-- Start --

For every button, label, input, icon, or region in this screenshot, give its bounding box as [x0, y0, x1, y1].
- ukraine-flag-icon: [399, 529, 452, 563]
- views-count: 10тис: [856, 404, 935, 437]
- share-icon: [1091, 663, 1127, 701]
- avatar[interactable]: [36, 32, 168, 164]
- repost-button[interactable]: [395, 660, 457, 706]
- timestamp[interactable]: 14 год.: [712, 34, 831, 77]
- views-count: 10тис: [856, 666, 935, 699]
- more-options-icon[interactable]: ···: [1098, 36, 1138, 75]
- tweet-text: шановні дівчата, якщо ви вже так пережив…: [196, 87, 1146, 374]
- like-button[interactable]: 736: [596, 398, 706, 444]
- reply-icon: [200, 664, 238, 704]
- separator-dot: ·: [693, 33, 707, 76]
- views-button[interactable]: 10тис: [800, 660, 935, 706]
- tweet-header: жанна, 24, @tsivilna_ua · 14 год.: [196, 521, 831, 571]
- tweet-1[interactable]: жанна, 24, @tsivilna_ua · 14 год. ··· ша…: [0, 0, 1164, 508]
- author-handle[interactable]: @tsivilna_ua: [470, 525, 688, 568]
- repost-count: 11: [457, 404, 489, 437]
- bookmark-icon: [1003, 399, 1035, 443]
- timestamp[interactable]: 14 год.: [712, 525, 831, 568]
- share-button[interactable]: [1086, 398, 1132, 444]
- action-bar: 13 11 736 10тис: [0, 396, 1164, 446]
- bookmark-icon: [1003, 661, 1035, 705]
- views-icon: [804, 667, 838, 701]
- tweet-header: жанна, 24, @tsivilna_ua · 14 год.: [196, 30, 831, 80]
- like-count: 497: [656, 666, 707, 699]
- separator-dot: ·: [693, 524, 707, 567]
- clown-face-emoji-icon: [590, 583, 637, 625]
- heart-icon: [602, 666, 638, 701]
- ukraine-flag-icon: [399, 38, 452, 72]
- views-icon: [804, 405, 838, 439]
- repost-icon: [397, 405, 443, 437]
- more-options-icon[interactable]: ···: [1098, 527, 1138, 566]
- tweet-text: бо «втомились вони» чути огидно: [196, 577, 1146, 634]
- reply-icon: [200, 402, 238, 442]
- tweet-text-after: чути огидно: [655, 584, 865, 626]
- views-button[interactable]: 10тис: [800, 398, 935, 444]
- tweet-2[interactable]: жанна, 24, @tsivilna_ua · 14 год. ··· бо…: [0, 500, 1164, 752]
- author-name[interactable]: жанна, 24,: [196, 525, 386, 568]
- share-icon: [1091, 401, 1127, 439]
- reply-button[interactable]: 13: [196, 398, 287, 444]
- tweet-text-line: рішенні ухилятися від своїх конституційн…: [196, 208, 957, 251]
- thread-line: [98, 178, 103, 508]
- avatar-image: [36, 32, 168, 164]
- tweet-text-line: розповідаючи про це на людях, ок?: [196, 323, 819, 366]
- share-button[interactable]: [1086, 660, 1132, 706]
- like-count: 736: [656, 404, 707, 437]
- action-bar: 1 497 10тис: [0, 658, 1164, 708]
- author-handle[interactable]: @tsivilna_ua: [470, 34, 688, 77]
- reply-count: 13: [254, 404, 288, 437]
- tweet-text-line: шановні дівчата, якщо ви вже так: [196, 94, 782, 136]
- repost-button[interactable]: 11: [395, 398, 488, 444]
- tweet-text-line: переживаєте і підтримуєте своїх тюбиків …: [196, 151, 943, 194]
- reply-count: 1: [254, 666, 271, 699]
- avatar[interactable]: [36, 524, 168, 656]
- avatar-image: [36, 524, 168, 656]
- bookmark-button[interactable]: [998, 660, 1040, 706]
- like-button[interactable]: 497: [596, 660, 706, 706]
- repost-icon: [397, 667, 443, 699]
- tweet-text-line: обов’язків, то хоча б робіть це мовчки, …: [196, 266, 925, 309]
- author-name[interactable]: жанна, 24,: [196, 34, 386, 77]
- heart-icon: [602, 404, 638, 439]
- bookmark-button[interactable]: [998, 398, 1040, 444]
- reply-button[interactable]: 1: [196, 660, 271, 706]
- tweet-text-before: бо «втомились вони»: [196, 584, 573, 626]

-- End --

* Written request
Copy the listing from its first line through the line containing "- avatar[interactable]: [36, 32, 168, 164]", inclusive, with every line unchanged.

* Exercise output
For every button, label, input, icon, or region in this screenshot, give its bounding box as [x0, y0, x1, y1].
- ukraine-flag-icon: [399, 529, 452, 563]
- views-count: 10тис: [856, 404, 935, 437]
- share-icon: [1091, 663, 1127, 701]
- avatar[interactable]: [36, 32, 168, 164]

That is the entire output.